- [Data for processing]
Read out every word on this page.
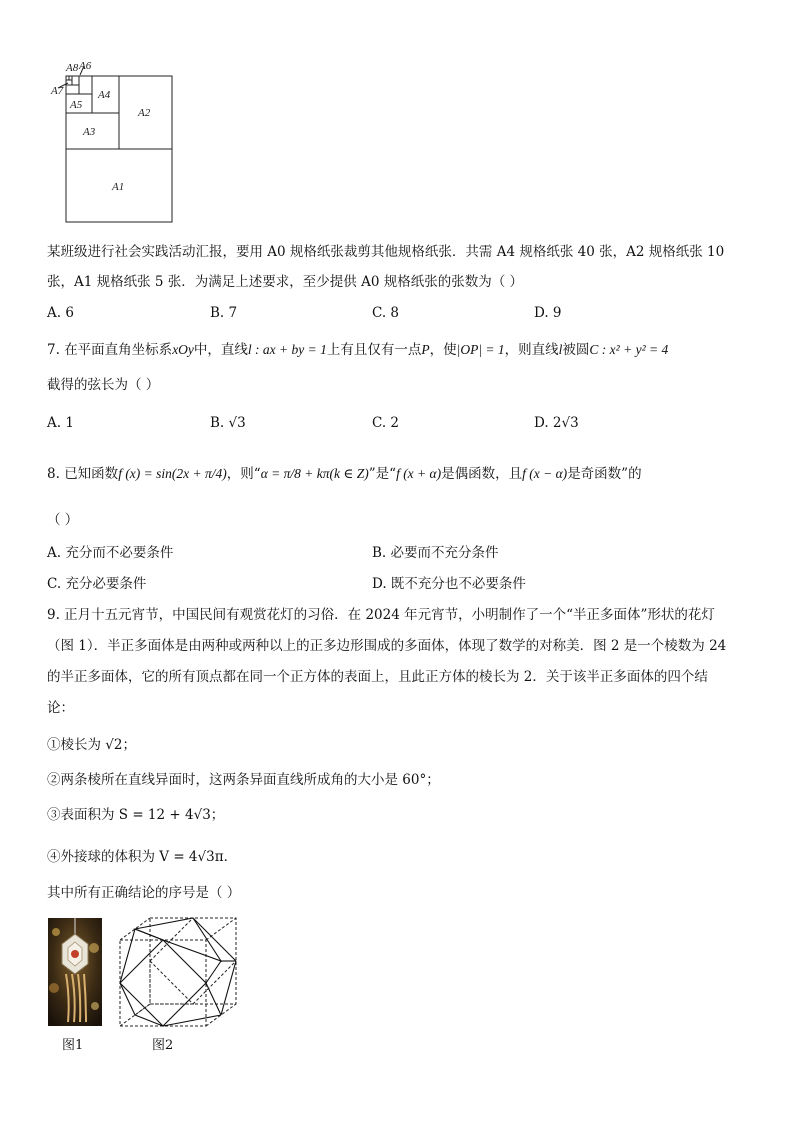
A8 A6
A7
A5
A4
A2
A3
A1
某班级进行社会实践活动汇报，要用 A0 规格纸张裁剪其他规格纸张．共需 A4 规格纸张 40 张，A2 规格纸张 10
张，A1 规格纸张 5 张．为满足上述要求，至少提供 A0 规格纸张的张数为（ ）
A. 6	B. 7	C. 8	D. 9
7. 在平面直角坐标系xOy中，直线l : ax + by = 1上有且仅有一点P，使|OP| = 1，则直线l被圆C : x² + y² = 4
截得的弦长为（ ）
A. 1	B. √3	C. 2	D. 2√3
8. 已知函数f (x) = sin(2x + π/4)，则“α = π/8 + kπ(k ∈ Z)”是“f (x + α)是偶函数，且f (x − α)是奇函数”的
（ ）
A. 充分而不必要条件	B. 必要而不充分条件
C. 充分必要条件	D. 既不充分也不必要条件
9. 正月十五元宵节，中国民间有观赏花灯的习俗．在 2024 年元宵节，小明制作了一个“半正多面体”形状的花灯
（图 1）．半正多面体是由两种或两种以上的正多边形围成的多面体，体现了数学的对称美．图 2 是一个棱数为 24
的半正多面体，它的所有顶点都在同一个正方体的表面上，且此正方体的棱长为 2．关于该半正多面体的四个结
论：
①棱长为 √2；
②两条棱所在直线异面时，这两条异面直线所成角的大小是 60°；
③表面积为 S = 12 + 4√3；
④外接球的体积为 V = 4√3π．
其中所有正确结论的序号是（ ）
图1	图2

- [Work instructions] Reproduce each line exactly as it appears, omitting the pictures.

- [Task output]
Read out every word on this page.
A8 A6
A7
A5
A4
A2
A3
A1
某班级进行社会实践活动汇报，要用 A0 规格纸张裁剪其他规格纸张．共需 A4 规格纸张 40 张，A2 规格纸张 10
张，A1 规格纸张 5 张．为满足上述要求，至少提供 A0 规格纸张的张数为（ ）
A. 6	B. 7	C. 8	D. 9
7. 在平面直角坐标系xOy中，直线l : ax + by = 1上有且仅有一点P，使|OP| = 1，则直线l被圆C : x² + y² = 4
截得的弦长为（ ）
A. 1	B. √3	C. 2	D. 2√3
8. 已知函数f (x) = sin(2x + π/4)，则“α = π/8 + kπ(k ∈ Z)”是“f (x + α)是偶函数，且f (x − α)是奇函数”的
（ ）
A. 充分而不必要条件	B. 必要而不充分条件
C. 充分必要条件	D. 既不充分也不必要条件
9. 正月十五元宵节，中国民间有观赏花灯的习俗．在 2024 年元宵节，小明制作了一个“半正多面体”形状的花灯
（图 1）．半正多面体是由两种或两种以上的正多边形围成的多面体，体现了数学的对称美．图 2 是一个棱数为 24
的半正多面体，它的所有顶点都在同一个正方体的表面上，且此正方体的棱长为 2．关于该半正多面体的四个结
论：
①棱长为 √2；
②两条棱所在直线异面时，这两条异面直线所成角的大小是 60°；
③表面积为 S = 12 + 4√3；
④外接球的体积为 V = 4√3π．
其中所有正确结论的序号是（ ）
图1	图2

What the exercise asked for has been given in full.